Instruction |
Look for the string "Chúa" in the lines and copy each line that has it.

Given information |
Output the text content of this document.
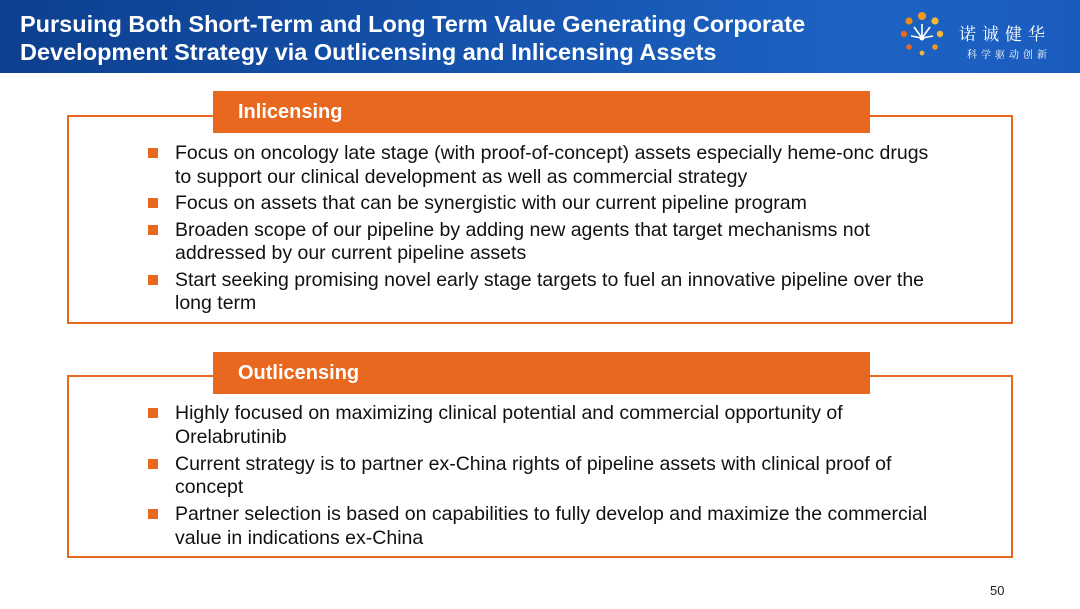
Pursuing Both Short-Term and Long Term Value Generating Corporate
Development Strategy via Outlicensing and Inlicensing Assets
诺诚健华
科学驱动创新
Inlicensing
Focus on oncology late stage (with proof-of-concept) assets especially heme-onc drugs to support our clinical development as well as commercial strategy
Focus on assets that can be synergistic with our current pipeline program
Broaden scope of our pipeline by adding new agents that target mechanisms not addressed by our current pipeline assets
Start seeking promising novel early stage targets to fuel an innovative pipeline over the long term
Outlicensing
Highly focused on maximizing clinical potential and commercial opportunity of Orelabrutinib
Current strategy is to partner ex-China rights of pipeline assets with clinical proof of concept
Partner selection is based on capabilities to fully develop and maximize the commercial value in indications ex-China
50
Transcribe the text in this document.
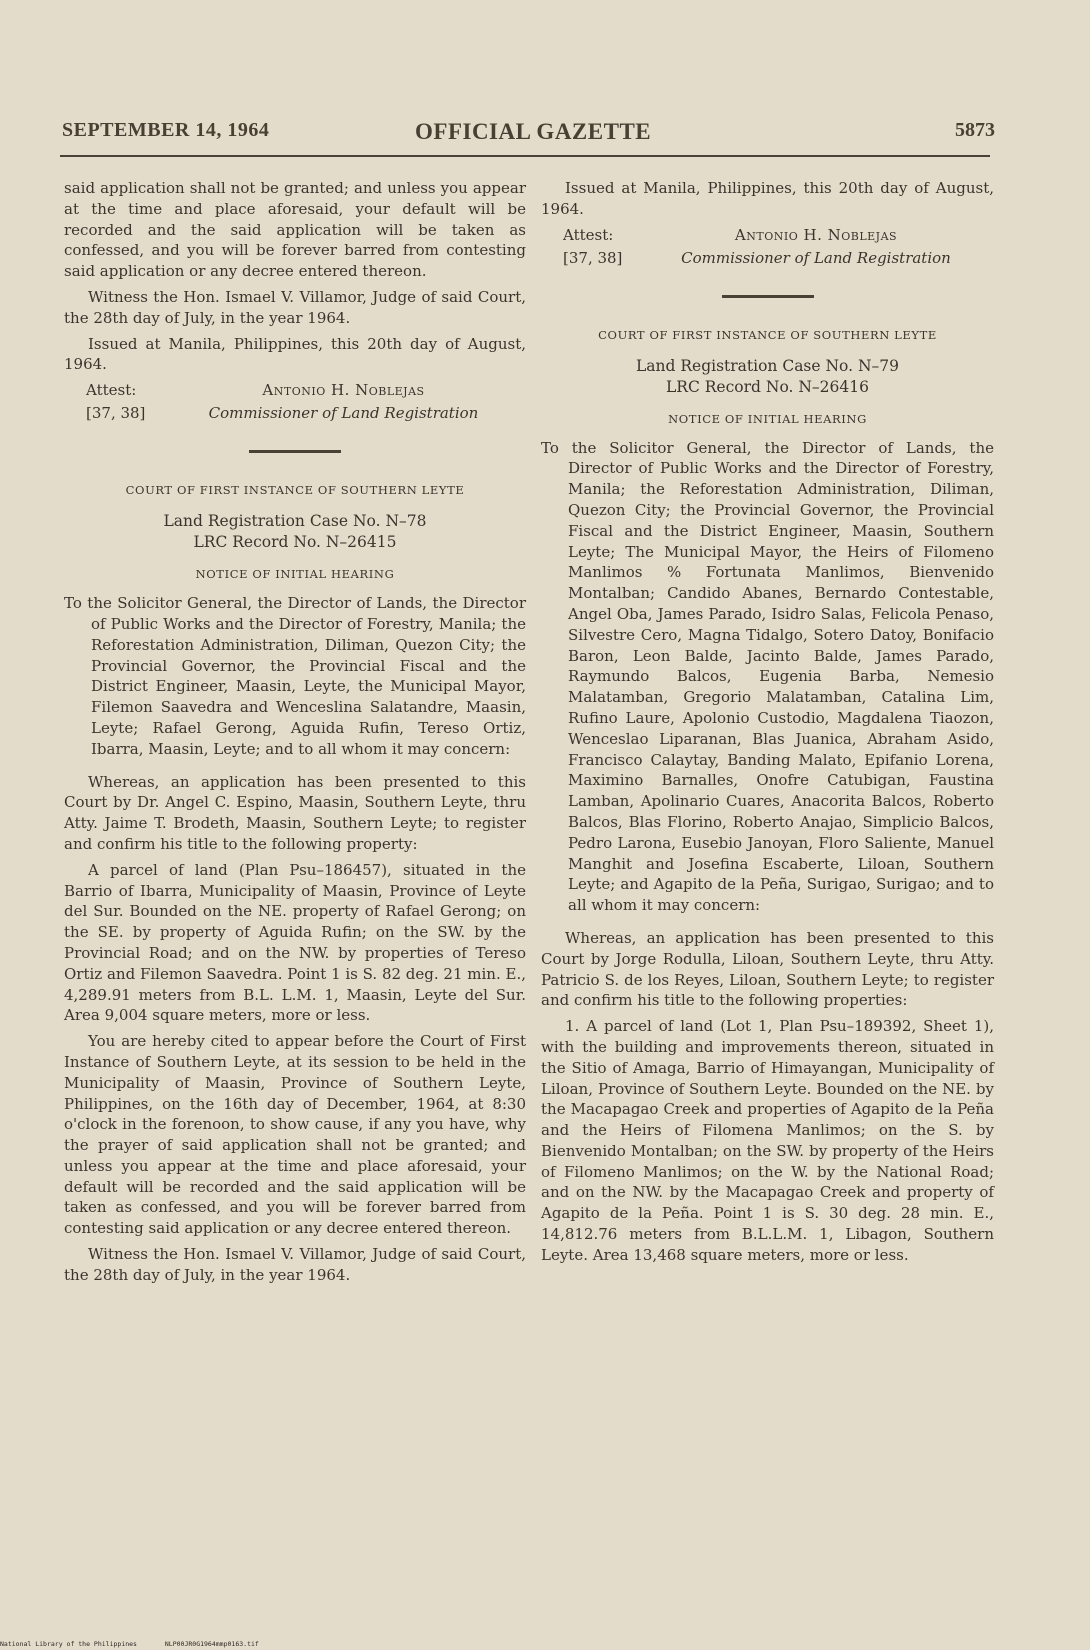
SEPTEMBER 14, 1964	OFFICIAL GAZETTE	5873

said application shall not be granted; and unless you appear at the time and place aforesaid, your default will be recorded and the said application will be taken as confessed, and you will be forever barred from contesting said application or any decree entered thereon.

Witness the Hon. Ismael V. Villamor, Judge of said Court, the 28th day of July, in the year 1964.

Issued at Manila, Philippines, this 20th day of August, 1964.

Attest:	Antonio H. Noblejas
[37, 38]	Commissioner of Land Registration
COURT OF FIRST INSTANCE OF SOUTHERN LEYTE
Land Registration Case No. N–78
LRC Record No. N–26415
NOTICE OF INITIAL HEARING
To the Solicitor General, the Director of Lands, the Director of Public Works and the Director of Forestry, Manila; the Reforestation Administration, Diliman, Quezon City; the Provincial Governor, the Provincial Fiscal and the District Engineer, Maasin, Leyte, the Municipal Mayor, Filemon Saavedra and Wenceslina Salatandre, Maasin, Leyte; Rafael Gerong, Aguida Rufin, Tereso Ortiz, Ibarra, Maasin, Leyte; and to all whom it may concern:

Whereas, an application has been presented to this Court by Dr. Angel C. Espino, Maasin, Southern Leyte, thru Atty. Jaime T. Brodeth, Maasin, Southern Leyte; to register and confirm his title to the following property:

A parcel of land (Plan Psu–186457), situated in the Barrio of Ibarra, Municipality of Maasin, Province of Leyte del Sur. Bounded on the NE. property of Rafael Gerong; on the SE. by property of Aguida Rufin; on the SW. by the Provincial Road; and on the NW. by properties of Tereso Ortiz and Filemon Saavedra. Point 1 is S. 82 deg. 21 min. E., 4,289.91 meters from B.L. L.M. 1, Maasin, Leyte del Sur. Area 9,004 square meters, more or less.

You are hereby cited to appear before the Court of First Instance of Southern Leyte, at its session to be held in the Municipality of Maasin, Province of Southern Leyte, Philippines, on the 16th day of December, 1964, at 8:30 o'clock in the forenoon, to show cause, if any you have, why the prayer of said application shall not be granted; and unless you appear at the time and place aforesaid, your default will be recorded and the said application will be taken as confessed, and you will be forever barred from contesting said application or any decree entered thereon.

Witness the Hon. Ismael V. Villamor, Judge of said Court, the 28th day of July, in the year 1964.

Issued at Manila, Philippines, this 20th day of August, 1964.

Attest:	Antonio H. Noblejas
[37, 38]	Commissioner of Land Registration
COURT OF FIRST INSTANCE OF SOUTHERN LEYTE
Land Registration Case No. N–79
LRC Record No. N–26416
NOTICE OF INITIAL HEARING
To the Solicitor General, the Director of Lands, the Director of Public Works and the Director of Forestry, Manila; the Reforestation Administration, Diliman, Quezon City; the Provincial Governor, the Provincial Fiscal and the District Engineer, Maasin, Southern Leyte; The Municipal Mayor, the Heirs of Filomeno Manlimos % Fortunata Manlimos, Bienvenido Montalban; Candido Abanes, Bernardo Contestable, Angel Oba, James Parado, Isidro Salas, Felicola Penaso, Silvestre Cero, Magna Tidalgo, Sotero Datoy, Bonifacio Baron, Leon Balde, Jacinto Balde, James Parado, Raymundo Balcos, Eugenia Barba, Nemesio Malatamban, Gregorio Malatamban, Catalina Lim, Rufino Laure, Apolonio Custodio, Magdalena Tiaozon, Wenceslao Liparanan, Blas Juanica, Abraham Asido, Francisco Calaytay, Banding Malato, Epifanio Lorena, Maximino Barnalles, Onofre Catubigan, Faustina Lamban, Apolinario Cuares, Anacorita Balcos, Roberto Balcos, Blas Florino, Roberto Anajao, Simplicio Balcos, Pedro Larona, Eusebio Janoyan, Floro Saliente, Manuel Manghit and Josefina Escaberte, Liloan, Southern Leyte; and Agapito de la Peña, Surigao, Surigao; and to all whom it may concern:

Whereas, an application has been presented to this Court by Jorge Rodulla, Liloan, Southern Leyte, thru Atty. Patricio S. de los Reyes, Liloan, Southern Leyte; to register and confirm his title to the following properties:

1. A parcel of land (Lot 1, Plan Psu–189392, Sheet 1), with the building and improvements thereon, situated in the Sitio of Amaga, Barrio of Himayangan, Municipality of Liloan, Province of Southern Leyte. Bounded on the NE. by the Macapagao Creek and properties of Agapito de la Peña and the Heirs of Filomena Manlimos; on the S. by Bienvenido Montalban; on the SW. by property of the Heirs of Filomeno Manlimos; on the W. by the National Road; and on the NW. by the Macapagao Creek and property of Agapito de la Peña. Point 1 is S. 30 deg. 28 min. E., 14,812.76 meters from B.L.L.M. 1, Libagon, Southern Leyte. Area 13,468 square meters, more or less.

National Library of the Philippines	NLP00JR0G1964mmp0163.tif
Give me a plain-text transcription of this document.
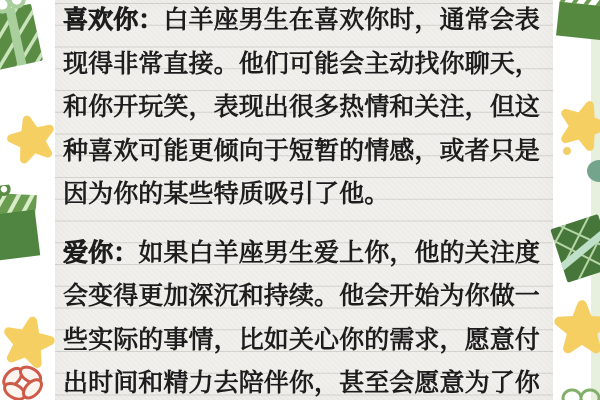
喜欢你：白羊座男生在喜欢你时，通常会表
现得非常直接。他们可能会主动找你聊天，
和你开玩笑，表现出很多热情和关注，但这
种喜欢可能更倾向于短暂的情感，或者只是
因为你的某些特质吸引了他。
爱你：如果白羊座男生爱上你，他的关注度
会变得更加深沉和持续。他会开始为你做一
些实际的事情，比如关心你的需求，愿意付
出时间和精力去陪伴你，甚至会愿意为了你
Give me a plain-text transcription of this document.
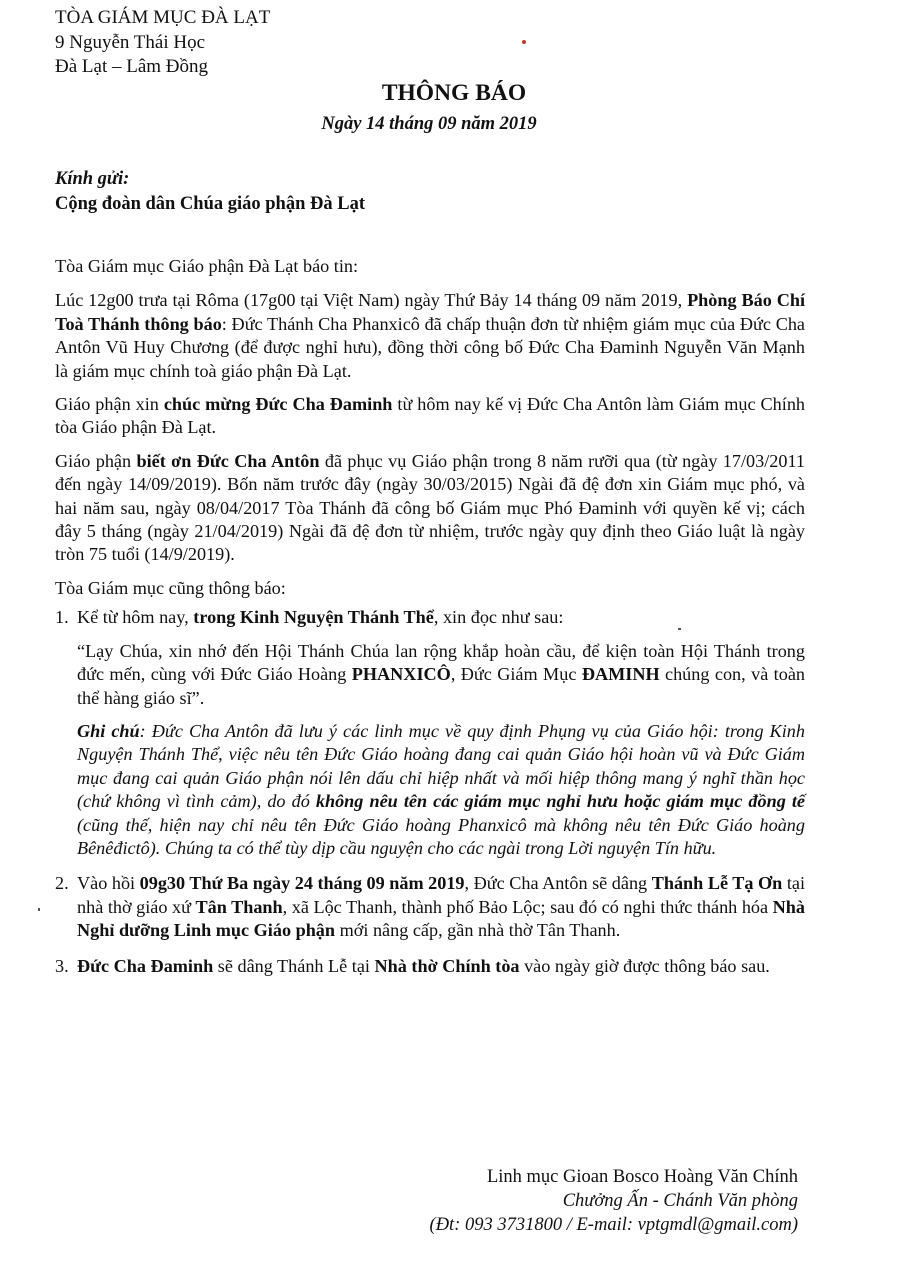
TÒA GIÁM MỤC ĐÀ LẠT
9 Nguyễn Thái Học
Đà Lạt – Lâm Đồng
THÔNG BÁO
Ngày 14 tháng 09 năm 2019
Kính gửi:
Cộng đoàn dân Chúa giáo phận Đà Lạt
Tòa Giám mục Giáo phận Đà Lạt báo tin:
Lúc 12g00 trưa tại Rôma (17g00 tại Việt Nam) ngày Thứ Bảy 14 tháng 09 năm 2019, Phòng Báo Chí Toà Thánh thông báo: Đức Thánh Cha Phanxicô đã chấp thuận đơn từ nhiệm giám mục của Đức Cha Antôn Vũ Huy Chương (để được nghỉ hưu), đồng thời công bố Đức Cha Đaminh Nguyễn Văn Mạnh là giám mục chính toà giáo phận Đà Lạt.
Giáo phận xin chúc mừng Đức Cha Đaminh từ hôm nay kế vị Đức Cha Antôn làm Giám mục Chính tòa Giáo phận Đà Lạt.
Giáo phận biết ơn Đức Cha Antôn đã phục vụ Giáo phận trong 8 năm rưỡi qua (từ ngày 17/03/2011 đến ngày 14/09/2019). Bốn năm trước đây (ngày 30/03/2015) Ngài đã đệ đơn xin Giám mục phó, và hai năm sau, ngày 08/04/2017 Tòa Thánh đã công bố Giám mục Phó Đaminh với quyền kế vị; cách đây 5 tháng (ngày 21/04/2019) Ngài đã đệ đơn từ nhiệm, trước ngày quy định theo Giáo luật là ngày tròn 75 tuổi (14/9/2019).
Tòa Giám mục cũng thông báo:
1. Kể từ hôm nay, trong Kinh Nguyện Thánh Thể, xin đọc như sau:
“Lạy Chúa, xin nhớ đến Hội Thánh Chúa lan rộng khắp hoàn cầu, để kiện toàn Hội Thánh trong đức mến, cùng với Đức Giáo Hoàng PHANXICÔ, Đức Giám Mục ĐAMINH chúng con, và toàn thể hàng giáo sĩ”.
Ghi chú: Đức Cha Antôn đã lưu ý các linh mục về quy định Phụng vụ của Giáo hội: trong Kinh Nguyện Thánh Thể, việc nêu tên Đức Giáo hoàng đang cai quản Giáo hội hoàn vũ và Đức Giám mục đang cai quản Giáo phận nói lên dấu chỉ hiệp nhất và mối hiệp thông mang ý nghĩ thần học (chứ không vì tình cảm), do đó không nêu tên các giám mục nghỉ hưu hoặc giám mục đồng tế (cũng thế, hiện nay chỉ nêu tên Đức Giáo hoàng Phanxicô mà không nêu tên Đức Giáo hoàng Bênêđictô). Chúng ta có thể tùy dịp cầu nguyện cho các ngài trong Lời nguyện Tín hữu.
2. Vào hồi 09g30 Thứ Ba ngày 24 tháng 09 năm 2019, Đức Cha Antôn sẽ dâng Thánh Lễ Tạ Ơn tại nhà thờ giáo xứ Tân Thanh, xã Lộc Thanh, thành phố Bảo Lộc; sau đó có nghi thức thánh hóa Nhà Nghỉ dưỡng Linh mục Giáo phận mới nâng cấp, gần nhà thờ Tân Thanh.
3. Đức Cha Đaminh sẽ dâng Thánh Lễ tại Nhà thờ Chính tòa vào ngày giờ được thông báo sau.
Linh mục Gioan Bosco Hoàng Văn Chính
Chưởng Ấn - Chánh Văn phòng
(Đt: 093 3731800 / E-mail: vptgmdl@gmail.com)
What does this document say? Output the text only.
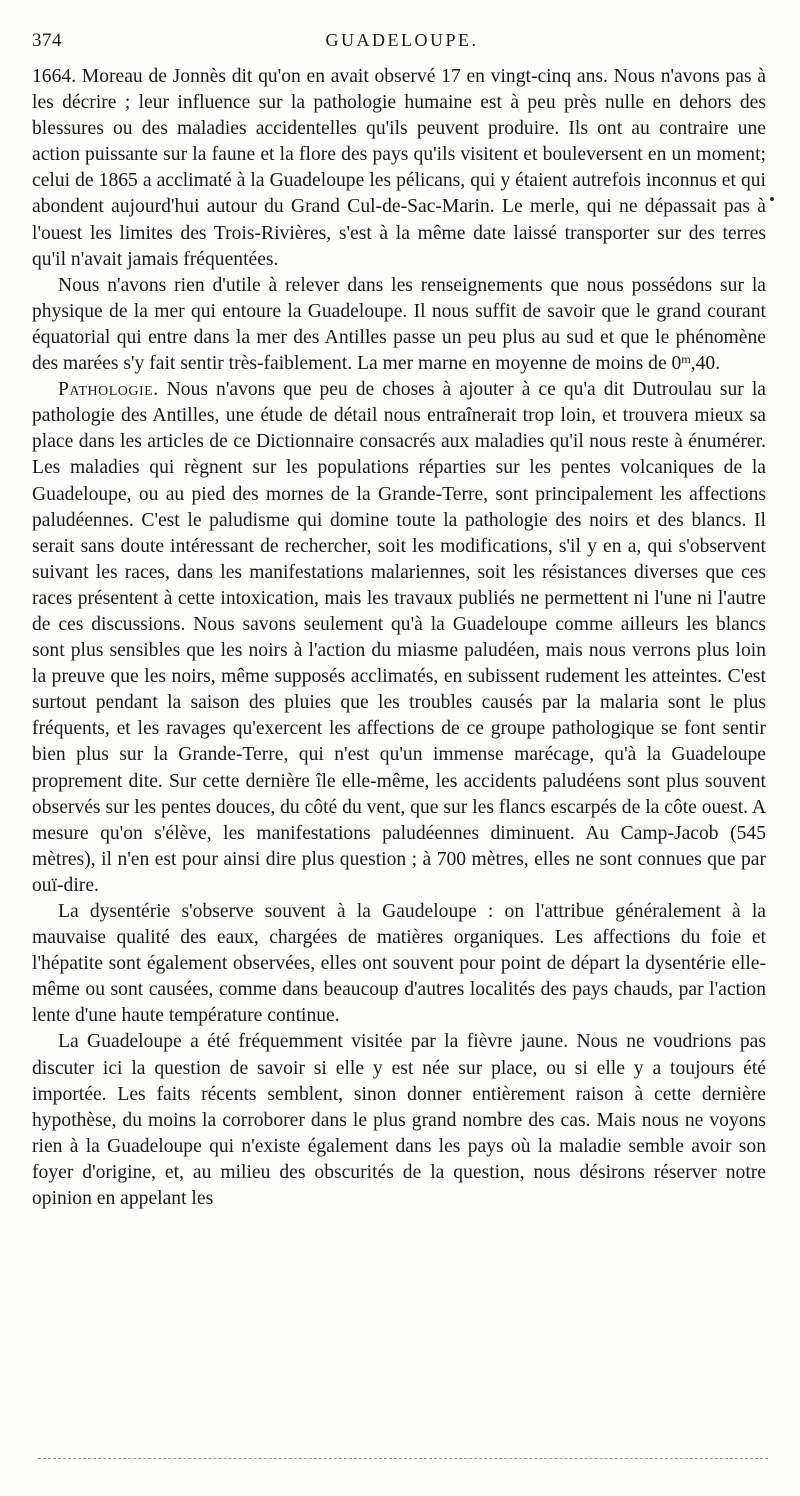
374	GUADELOUPE.

1664. Moreau de Jonnès dit qu'on en avait observé 17 en vingt-cinq ans. Nous n'avons pas à les décrire ; leur influence sur la pathologie humaine est à peu près nulle en dehors des blessures ou des maladies accidentelles qu'ils peuvent produire. Ils ont au contraire une action puissante sur la faune et la flore des pays qu'ils visitent et bouleversent en un moment; celui de 1865 a acclimaté à la Guadeloupe les pélicans, qui y étaient autrefois inconnus et qui abondent aujourd'hui autour du Grand Cul-de-Sac-Marin. Le merle, qui ne dépassait pas à l'ouest les limites des Trois-Rivières, s'est à la même date laissé transporter sur des terres qu'il n'avait jamais fréquentées.

Nous n'avons rien d'utile à relever dans les renseignements que nous possédons sur la physique de la mer qui entoure la Guadeloupe. Il nous suffit de savoir que le grand courant équatorial qui entre dans la mer des Antilles passe un peu plus au sud et que le phénomène des marées s'y fait sentir très-faiblement. La mer marne en moyenne de moins de 0$^m$,40.

Pathologie. Nous n'avons que peu de choses à ajouter à ce qu'a dit Dutroulau sur la pathologie des Antilles, une étude de détail nous entraînerait trop loin, et trouvera mieux sa place dans les articles de ce Dictionnaire consacrés aux maladies qu'il nous reste à énumérer. Les maladies qui règnent sur les populations réparties sur les pentes volcaniques de la Guadeloupe, ou au pied des mornes de la Grande-Terre, sont principalement les affections paludéennes. C'est le paludisme qui domine toute la pathologie des noirs et des blancs. Il serait sans doute intéressant de rechercher, soit les modifications, s'il y en a, qui s'observent suivant les races, dans les manifestations malariennes, soit les résistances diverses que ces races présentent à cette intoxication, mais les travaux publiés ne permettent ni l'une ni l'autre de ces discussions. Nous savons seulement qu'à la Guadeloupe comme ailleurs les blancs sont plus sensibles que les noirs à l'action du miasme paludéen, mais nous verrons plus loin la preuve que les noirs, même supposés acclimatés, en subissent rudement les atteintes. C'est surtout pendant la saison des pluies que les troubles causés par la malaria sont le plus fréquents, et les ravages qu'exercent les affections de ce groupe pathologique se font sentir bien plus sur la Grande-Terre, qui n'est qu'un immense marécage, qu'à la Guadeloupe proprement dite. Sur cette dernière île elle-même, les accidents paludéens sont plus souvent observés sur les pentes douces, du côté du vent, que sur les flancs escarpés de la côte ouest. A mesure qu'on s'élève, les manifestations paludéennes diminuent. Au Camp-Jacob (545 mètres), il n'en est pour ainsi dire plus question ; à 700 mètres, elles ne sont connues que par ouï-dire.

La dysentérie s'observe souvent à la Gaudeloupe : on l'attribue généralement à la mauvaise qualité des eaux, chargées de matières organiques. Les affections du foie et l'hépatite sont également observées, elles ont souvent pour point de départ la dysentérie elle-même ou sont causées, comme dans beaucoup d'autres localités des pays chauds, par l'action lente d'une haute température continue.

La Guadeloupe a été fréquemment visitée par la fièvre jaune. Nous ne voudrions pas discuter ici la question de savoir si elle y est née sur place, ou si elle y a toujours été importée. Les faits récents semblent, sinon donner entièrement raison à cette dernière hypothèse, du moins la corroborer dans le plus grand nombre des cas. Mais nous ne voyons rien à la Guadeloupe qui n'existe également dans les pays où la maladie semble avoir son foyer d'origine, et, au milieu des obscurités de la question, nous désirons réserver notre opinion en appelant les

Response to the exercise |
Cộng đoàn dân Chúa giáo phận Đà Lạt
“Lạy Chúa, xin nhớ đến Hội Thánh Chúa lan rộng khắp hoàn cầu, để kiện toàn Hội Thánh trong đức mến, cùng với Đức Giáo Hoàng PHANXICÔ, Đức Giám Mục ĐAMINH chúng con, và toàn thể hàng giáo sĩ”.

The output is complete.